=== Task brief ===
Pull out every line below that holds the word "from".

=== Given records ===
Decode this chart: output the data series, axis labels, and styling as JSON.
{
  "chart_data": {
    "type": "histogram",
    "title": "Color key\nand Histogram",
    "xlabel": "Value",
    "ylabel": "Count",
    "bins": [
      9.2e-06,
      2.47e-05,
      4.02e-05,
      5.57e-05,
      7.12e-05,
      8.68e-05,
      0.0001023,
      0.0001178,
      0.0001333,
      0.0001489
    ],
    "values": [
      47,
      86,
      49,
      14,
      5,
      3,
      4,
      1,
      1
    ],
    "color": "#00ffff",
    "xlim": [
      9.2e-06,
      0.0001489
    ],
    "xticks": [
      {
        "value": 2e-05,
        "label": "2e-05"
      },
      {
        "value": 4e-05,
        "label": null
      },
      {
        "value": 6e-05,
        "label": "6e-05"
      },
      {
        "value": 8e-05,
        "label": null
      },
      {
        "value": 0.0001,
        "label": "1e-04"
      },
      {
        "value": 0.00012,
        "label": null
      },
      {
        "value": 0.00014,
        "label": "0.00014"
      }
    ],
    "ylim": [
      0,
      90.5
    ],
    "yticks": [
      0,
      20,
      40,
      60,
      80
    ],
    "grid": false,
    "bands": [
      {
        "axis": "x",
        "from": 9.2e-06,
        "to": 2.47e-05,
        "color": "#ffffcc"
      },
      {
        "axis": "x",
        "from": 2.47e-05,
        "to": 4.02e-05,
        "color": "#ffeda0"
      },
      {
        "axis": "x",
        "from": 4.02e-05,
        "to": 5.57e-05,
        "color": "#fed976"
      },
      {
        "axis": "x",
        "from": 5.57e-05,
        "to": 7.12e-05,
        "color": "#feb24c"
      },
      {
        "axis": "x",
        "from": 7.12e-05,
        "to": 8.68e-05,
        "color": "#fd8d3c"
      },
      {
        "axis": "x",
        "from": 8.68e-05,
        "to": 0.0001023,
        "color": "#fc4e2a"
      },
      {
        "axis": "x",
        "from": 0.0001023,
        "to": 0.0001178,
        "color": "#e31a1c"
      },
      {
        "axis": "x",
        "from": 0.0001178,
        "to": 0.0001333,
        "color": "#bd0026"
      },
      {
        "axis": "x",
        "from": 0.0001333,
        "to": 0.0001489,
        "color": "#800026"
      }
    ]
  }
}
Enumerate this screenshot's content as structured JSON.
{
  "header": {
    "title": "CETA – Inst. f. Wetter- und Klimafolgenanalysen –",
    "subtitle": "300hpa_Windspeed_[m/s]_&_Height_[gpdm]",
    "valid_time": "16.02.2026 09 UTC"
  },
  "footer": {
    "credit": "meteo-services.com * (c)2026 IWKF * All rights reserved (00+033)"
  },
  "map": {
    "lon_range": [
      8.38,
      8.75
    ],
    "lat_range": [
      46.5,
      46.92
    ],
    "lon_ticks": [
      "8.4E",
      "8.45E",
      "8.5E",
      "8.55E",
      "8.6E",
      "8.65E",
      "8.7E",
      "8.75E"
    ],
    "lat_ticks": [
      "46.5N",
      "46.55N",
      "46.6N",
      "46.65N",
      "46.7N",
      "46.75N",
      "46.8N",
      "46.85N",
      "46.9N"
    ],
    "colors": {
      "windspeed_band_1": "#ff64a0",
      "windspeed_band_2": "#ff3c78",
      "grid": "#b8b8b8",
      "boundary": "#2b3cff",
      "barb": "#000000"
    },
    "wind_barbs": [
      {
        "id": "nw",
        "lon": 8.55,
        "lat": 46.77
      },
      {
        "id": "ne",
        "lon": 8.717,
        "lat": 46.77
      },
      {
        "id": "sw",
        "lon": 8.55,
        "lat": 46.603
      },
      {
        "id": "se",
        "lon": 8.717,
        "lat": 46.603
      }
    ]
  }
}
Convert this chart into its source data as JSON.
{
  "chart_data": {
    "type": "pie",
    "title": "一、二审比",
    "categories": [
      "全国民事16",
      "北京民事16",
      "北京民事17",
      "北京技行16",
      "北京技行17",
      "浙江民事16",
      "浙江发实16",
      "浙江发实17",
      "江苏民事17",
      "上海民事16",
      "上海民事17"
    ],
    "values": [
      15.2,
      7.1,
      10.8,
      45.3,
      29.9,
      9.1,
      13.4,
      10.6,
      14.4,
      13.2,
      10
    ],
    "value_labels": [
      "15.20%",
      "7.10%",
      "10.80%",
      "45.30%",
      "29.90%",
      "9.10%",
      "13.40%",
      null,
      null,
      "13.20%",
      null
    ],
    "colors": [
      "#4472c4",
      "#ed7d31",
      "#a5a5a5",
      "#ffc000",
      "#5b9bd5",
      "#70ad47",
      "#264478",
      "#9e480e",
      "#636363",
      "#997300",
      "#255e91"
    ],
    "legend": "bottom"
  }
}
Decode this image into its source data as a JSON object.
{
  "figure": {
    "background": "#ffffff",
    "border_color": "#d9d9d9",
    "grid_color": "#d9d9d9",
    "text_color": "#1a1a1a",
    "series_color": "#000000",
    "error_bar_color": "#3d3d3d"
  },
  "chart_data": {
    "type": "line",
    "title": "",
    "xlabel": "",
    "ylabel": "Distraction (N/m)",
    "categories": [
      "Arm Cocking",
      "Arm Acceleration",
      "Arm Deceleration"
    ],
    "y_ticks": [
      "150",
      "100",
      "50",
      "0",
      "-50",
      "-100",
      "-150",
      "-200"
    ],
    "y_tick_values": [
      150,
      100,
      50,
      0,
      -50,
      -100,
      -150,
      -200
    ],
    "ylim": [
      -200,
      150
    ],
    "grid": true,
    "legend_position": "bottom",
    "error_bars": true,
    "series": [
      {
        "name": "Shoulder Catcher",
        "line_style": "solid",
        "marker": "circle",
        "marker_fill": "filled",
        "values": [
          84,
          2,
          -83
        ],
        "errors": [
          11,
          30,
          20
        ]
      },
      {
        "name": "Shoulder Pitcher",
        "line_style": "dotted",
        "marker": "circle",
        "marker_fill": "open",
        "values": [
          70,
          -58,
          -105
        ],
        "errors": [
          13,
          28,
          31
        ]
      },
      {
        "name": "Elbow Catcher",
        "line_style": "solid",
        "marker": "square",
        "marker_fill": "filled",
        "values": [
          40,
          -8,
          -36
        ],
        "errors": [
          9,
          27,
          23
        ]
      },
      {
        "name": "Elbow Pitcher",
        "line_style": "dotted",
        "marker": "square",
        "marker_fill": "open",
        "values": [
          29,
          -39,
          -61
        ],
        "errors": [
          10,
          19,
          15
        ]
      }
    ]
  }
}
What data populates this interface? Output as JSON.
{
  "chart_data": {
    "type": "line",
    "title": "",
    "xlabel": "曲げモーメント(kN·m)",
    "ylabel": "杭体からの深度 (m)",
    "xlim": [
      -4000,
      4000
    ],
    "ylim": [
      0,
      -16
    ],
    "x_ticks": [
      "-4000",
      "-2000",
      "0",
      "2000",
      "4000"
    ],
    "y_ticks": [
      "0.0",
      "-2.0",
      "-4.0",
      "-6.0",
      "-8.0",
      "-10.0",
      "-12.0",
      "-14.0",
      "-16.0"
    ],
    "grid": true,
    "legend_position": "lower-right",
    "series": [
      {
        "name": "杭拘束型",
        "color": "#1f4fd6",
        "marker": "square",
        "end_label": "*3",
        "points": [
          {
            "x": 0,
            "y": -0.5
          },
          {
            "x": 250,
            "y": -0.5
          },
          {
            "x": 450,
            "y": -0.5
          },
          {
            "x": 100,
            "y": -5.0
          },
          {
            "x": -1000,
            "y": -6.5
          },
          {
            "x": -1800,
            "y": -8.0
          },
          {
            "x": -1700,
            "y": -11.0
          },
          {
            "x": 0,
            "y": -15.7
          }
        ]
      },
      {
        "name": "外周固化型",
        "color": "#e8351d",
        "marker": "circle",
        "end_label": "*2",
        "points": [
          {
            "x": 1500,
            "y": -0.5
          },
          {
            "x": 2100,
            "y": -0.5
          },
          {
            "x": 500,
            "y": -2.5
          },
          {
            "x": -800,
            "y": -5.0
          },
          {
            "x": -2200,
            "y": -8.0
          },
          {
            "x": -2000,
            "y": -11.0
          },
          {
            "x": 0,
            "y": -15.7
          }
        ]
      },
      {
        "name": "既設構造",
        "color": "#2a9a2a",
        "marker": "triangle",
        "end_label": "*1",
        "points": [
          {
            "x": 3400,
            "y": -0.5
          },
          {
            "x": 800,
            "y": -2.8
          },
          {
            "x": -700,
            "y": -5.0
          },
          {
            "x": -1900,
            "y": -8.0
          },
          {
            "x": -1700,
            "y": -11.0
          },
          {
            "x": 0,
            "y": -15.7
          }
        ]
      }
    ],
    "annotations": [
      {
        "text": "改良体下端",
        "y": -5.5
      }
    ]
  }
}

=== Full output ===
        "from": 9.2e-06,
        "from": 2.47e-05,
        "from": 4.02e-05,
        "from": 5.57e-05,
        "from": 7.12e-05,
        "from": 8.68e-05,
        "from": 0.0001023,
        "from": 0.0001178,
        "from": 0.0001333,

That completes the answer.